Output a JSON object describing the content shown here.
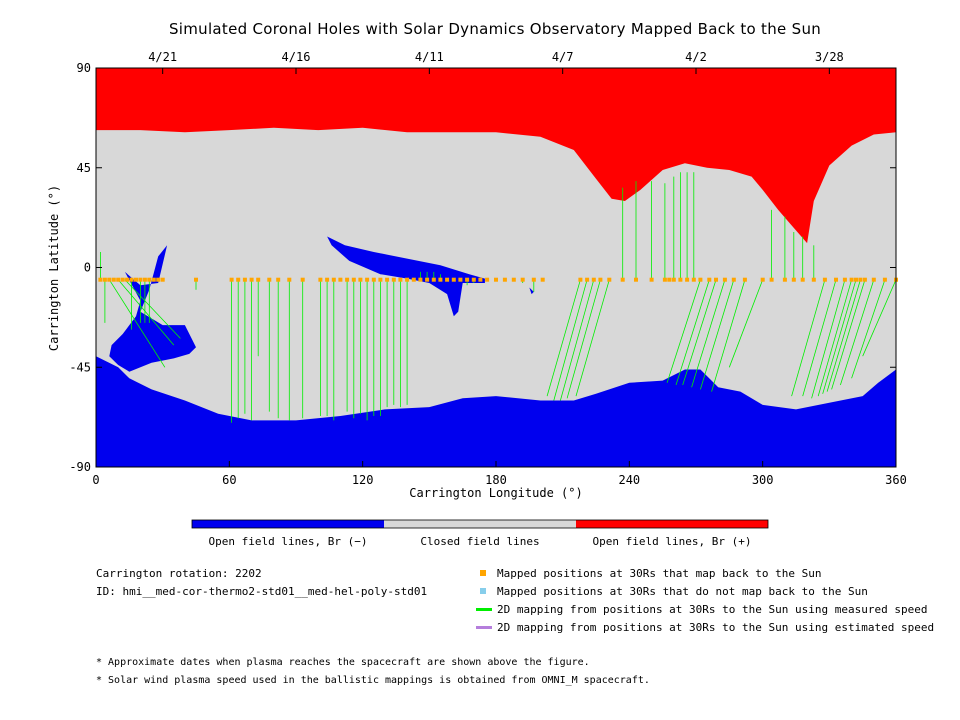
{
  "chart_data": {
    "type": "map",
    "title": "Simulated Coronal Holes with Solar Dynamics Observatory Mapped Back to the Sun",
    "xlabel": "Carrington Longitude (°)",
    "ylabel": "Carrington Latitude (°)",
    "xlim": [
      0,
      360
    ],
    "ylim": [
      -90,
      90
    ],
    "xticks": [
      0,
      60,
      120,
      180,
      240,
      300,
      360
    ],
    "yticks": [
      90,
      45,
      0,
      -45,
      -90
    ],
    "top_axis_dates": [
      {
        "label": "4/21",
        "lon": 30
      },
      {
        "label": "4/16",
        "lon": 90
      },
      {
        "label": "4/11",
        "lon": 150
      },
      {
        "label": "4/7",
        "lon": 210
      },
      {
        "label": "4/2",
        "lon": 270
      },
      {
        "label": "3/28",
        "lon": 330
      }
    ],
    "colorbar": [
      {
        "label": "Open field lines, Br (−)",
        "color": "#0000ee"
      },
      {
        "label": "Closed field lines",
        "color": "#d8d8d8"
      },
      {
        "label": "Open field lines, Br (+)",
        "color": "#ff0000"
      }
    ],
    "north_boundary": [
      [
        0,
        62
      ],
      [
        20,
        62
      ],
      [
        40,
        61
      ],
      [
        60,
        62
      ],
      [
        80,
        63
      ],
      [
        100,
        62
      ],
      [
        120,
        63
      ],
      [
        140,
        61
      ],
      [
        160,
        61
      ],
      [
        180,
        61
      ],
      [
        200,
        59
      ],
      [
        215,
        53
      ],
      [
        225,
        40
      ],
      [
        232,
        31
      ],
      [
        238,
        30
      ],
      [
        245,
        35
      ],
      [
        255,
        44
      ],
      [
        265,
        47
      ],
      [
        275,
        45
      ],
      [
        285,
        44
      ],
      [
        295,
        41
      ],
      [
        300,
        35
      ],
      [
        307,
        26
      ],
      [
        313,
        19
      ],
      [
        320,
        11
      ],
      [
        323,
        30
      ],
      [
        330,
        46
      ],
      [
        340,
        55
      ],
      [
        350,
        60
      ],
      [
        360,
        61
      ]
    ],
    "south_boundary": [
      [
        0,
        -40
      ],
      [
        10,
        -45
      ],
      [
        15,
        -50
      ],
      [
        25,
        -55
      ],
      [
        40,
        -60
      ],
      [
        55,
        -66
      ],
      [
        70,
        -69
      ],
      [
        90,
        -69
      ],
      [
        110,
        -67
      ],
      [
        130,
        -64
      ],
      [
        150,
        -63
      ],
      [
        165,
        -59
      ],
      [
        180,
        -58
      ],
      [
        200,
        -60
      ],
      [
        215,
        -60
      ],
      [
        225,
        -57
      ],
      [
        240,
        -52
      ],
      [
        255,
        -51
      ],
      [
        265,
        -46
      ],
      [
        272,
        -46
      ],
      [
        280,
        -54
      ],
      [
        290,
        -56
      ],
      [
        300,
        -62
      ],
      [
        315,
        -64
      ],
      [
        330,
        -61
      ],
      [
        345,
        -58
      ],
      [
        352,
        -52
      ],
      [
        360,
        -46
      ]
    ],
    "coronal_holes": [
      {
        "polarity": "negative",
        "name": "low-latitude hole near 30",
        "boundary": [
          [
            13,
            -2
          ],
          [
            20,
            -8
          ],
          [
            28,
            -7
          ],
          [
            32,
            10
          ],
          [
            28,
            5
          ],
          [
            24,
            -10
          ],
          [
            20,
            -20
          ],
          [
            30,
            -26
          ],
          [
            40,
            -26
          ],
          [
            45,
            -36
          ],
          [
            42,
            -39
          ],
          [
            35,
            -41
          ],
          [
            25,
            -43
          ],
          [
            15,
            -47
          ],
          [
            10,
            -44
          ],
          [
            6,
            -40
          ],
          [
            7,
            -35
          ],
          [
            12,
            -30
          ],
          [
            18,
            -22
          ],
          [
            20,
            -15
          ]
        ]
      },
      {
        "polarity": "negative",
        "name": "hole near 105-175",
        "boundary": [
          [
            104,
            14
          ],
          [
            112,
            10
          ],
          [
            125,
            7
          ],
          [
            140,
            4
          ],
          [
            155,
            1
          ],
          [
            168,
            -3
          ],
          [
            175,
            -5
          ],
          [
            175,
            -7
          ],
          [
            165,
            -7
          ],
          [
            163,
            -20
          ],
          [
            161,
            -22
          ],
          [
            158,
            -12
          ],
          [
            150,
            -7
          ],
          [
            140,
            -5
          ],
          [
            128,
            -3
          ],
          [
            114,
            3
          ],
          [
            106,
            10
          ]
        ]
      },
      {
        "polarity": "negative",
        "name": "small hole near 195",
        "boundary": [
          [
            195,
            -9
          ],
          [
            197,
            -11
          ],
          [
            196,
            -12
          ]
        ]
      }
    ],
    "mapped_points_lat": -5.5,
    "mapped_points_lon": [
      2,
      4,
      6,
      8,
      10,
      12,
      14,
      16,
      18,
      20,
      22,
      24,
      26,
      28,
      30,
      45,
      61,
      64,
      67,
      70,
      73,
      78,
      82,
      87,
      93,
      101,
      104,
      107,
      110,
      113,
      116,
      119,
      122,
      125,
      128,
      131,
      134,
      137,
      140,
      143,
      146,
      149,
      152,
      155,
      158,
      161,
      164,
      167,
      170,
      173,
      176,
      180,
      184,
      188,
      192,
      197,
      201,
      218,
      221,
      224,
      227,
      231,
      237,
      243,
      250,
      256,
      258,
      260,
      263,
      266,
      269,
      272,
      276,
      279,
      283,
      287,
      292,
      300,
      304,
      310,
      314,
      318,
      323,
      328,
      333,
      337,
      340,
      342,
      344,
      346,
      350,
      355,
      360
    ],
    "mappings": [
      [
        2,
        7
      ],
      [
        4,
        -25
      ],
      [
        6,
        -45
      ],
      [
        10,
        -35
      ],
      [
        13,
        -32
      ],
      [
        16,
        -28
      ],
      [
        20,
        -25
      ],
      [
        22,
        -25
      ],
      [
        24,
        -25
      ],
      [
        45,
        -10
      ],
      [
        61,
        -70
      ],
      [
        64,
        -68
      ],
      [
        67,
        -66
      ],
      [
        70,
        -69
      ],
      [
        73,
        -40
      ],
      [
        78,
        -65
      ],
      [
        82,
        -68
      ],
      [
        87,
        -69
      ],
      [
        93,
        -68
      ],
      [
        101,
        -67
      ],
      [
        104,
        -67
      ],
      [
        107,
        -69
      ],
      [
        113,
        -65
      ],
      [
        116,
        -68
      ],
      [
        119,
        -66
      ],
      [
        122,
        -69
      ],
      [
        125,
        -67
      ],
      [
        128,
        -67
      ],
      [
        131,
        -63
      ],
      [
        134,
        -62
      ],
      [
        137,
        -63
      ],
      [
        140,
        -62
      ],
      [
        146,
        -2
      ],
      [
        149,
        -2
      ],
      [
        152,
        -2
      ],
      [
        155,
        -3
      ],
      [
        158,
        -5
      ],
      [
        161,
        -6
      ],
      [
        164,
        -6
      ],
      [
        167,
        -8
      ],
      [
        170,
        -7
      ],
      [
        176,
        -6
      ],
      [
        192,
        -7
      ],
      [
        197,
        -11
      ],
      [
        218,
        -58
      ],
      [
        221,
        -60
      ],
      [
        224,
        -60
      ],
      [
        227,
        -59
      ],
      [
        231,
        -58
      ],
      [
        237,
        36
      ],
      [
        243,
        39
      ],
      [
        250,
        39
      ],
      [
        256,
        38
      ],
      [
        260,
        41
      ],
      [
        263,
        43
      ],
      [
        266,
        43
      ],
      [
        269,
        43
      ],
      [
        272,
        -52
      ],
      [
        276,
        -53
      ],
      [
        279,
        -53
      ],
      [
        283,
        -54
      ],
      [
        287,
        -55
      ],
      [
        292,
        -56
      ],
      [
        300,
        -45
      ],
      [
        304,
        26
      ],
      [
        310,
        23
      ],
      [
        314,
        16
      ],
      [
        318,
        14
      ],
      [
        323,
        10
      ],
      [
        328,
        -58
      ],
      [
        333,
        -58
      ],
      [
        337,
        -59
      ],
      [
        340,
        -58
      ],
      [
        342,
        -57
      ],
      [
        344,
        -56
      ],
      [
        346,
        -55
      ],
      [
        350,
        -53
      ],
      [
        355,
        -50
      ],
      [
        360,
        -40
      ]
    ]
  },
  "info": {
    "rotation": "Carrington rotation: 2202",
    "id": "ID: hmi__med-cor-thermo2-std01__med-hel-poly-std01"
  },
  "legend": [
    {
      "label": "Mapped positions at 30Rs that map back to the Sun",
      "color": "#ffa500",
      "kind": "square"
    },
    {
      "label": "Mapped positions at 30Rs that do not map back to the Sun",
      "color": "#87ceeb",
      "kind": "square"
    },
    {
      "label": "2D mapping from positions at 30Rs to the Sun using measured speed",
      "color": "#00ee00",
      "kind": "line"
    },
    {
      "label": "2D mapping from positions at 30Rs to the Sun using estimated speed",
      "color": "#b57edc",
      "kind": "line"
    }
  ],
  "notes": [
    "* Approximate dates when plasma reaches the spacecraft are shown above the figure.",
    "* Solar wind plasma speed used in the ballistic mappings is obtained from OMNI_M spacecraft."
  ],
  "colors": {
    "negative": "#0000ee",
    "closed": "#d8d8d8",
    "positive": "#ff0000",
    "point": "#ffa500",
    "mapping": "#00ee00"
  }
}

### Task description
How many lines of the data hold the string "shown"? Reply with the number alone.

### Result of this task
2